## Start Task inputs

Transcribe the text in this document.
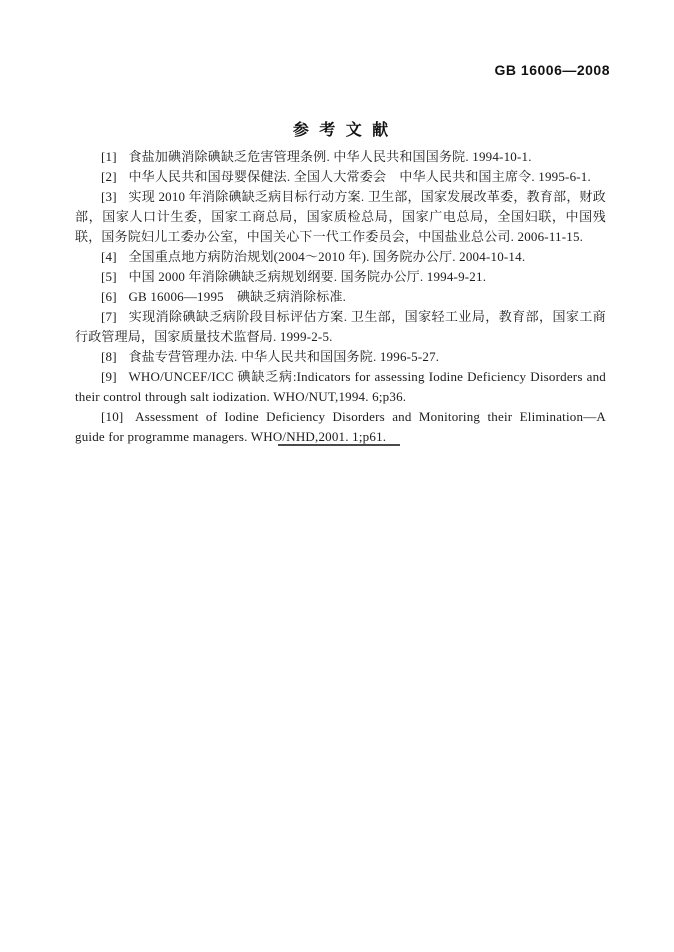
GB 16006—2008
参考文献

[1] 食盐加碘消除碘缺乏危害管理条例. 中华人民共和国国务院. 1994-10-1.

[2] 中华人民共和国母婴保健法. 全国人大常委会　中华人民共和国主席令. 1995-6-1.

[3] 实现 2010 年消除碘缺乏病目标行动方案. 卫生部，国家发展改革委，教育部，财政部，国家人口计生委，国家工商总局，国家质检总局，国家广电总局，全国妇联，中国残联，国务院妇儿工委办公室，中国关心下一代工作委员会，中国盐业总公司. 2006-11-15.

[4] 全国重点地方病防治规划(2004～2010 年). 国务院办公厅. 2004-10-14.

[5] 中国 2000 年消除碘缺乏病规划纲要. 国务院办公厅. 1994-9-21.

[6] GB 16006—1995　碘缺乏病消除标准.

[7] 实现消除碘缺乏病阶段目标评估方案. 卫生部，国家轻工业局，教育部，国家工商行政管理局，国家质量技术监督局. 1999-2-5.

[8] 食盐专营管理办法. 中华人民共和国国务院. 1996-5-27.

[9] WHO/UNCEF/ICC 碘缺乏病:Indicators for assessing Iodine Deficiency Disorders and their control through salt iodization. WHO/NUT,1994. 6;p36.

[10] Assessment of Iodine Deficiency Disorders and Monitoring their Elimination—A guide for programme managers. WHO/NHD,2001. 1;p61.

## End Task inputs
## Start Task inputs

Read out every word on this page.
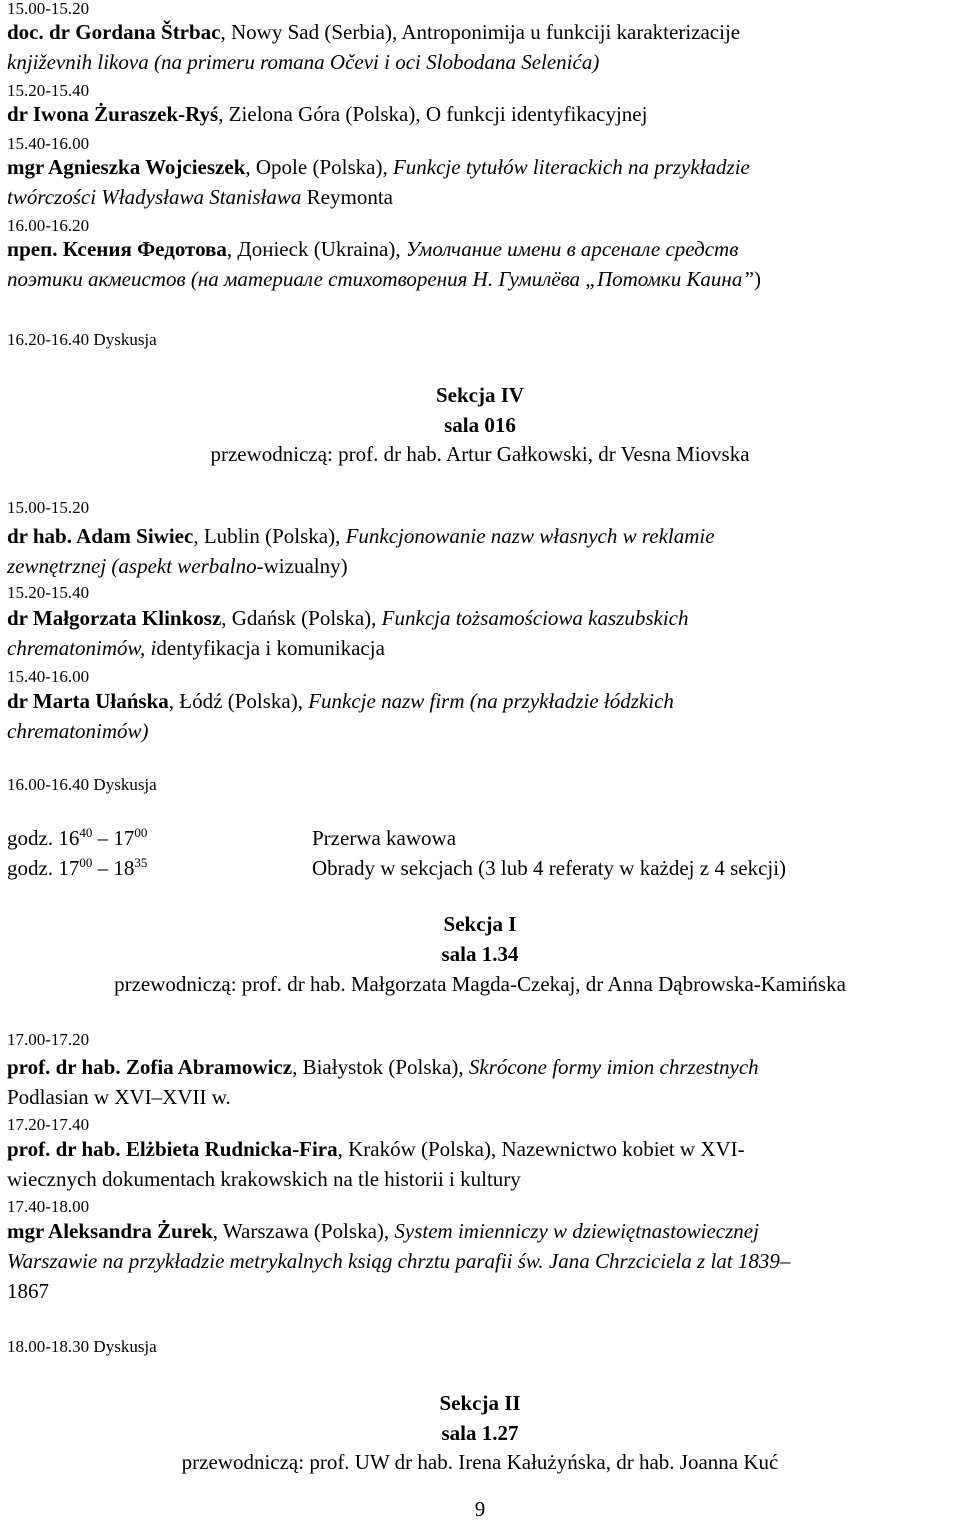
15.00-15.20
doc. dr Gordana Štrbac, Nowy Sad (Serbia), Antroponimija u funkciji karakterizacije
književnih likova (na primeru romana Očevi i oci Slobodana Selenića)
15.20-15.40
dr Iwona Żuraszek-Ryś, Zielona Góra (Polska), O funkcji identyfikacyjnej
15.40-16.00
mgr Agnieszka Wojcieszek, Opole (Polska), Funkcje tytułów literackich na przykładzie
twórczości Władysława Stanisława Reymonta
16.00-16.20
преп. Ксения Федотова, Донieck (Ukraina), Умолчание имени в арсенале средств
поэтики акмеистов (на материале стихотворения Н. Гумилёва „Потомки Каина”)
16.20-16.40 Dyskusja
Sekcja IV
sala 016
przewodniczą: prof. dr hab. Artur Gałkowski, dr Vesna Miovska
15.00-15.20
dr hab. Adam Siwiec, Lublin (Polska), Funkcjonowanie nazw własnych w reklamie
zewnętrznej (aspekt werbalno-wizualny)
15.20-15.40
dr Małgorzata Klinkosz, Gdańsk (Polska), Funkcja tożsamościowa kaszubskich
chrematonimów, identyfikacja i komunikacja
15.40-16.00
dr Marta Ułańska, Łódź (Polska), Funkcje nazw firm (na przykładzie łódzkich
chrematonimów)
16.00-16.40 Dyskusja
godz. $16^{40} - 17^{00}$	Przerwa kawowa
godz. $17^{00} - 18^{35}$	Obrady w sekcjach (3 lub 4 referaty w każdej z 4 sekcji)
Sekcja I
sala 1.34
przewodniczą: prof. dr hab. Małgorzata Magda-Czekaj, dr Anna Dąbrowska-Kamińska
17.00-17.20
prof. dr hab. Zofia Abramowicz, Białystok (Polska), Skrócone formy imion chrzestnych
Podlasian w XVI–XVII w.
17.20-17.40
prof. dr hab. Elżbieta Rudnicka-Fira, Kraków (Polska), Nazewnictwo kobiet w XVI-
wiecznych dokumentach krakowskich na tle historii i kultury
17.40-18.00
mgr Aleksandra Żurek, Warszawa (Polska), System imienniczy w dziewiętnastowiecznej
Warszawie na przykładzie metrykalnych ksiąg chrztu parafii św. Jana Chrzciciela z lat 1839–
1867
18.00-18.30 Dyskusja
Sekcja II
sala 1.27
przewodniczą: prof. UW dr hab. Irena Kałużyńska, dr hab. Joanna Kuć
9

## End Task inputs

#### Given instruction:
Search the data above for the string "przewodniczą" and copy each line that has it.

#### Solved exercise:
przewodniczą: prof. dr hab. Artur Gałkowski, dr Vesna Miovska
przewodniczą: prof. dr hab. Małgorzata Magda-Czekaj, dr Anna Dąbrowska-Kamińska
przewodniczą: prof. UW dr hab. Irena Kałużyńska, dr hab. Joanna Kuć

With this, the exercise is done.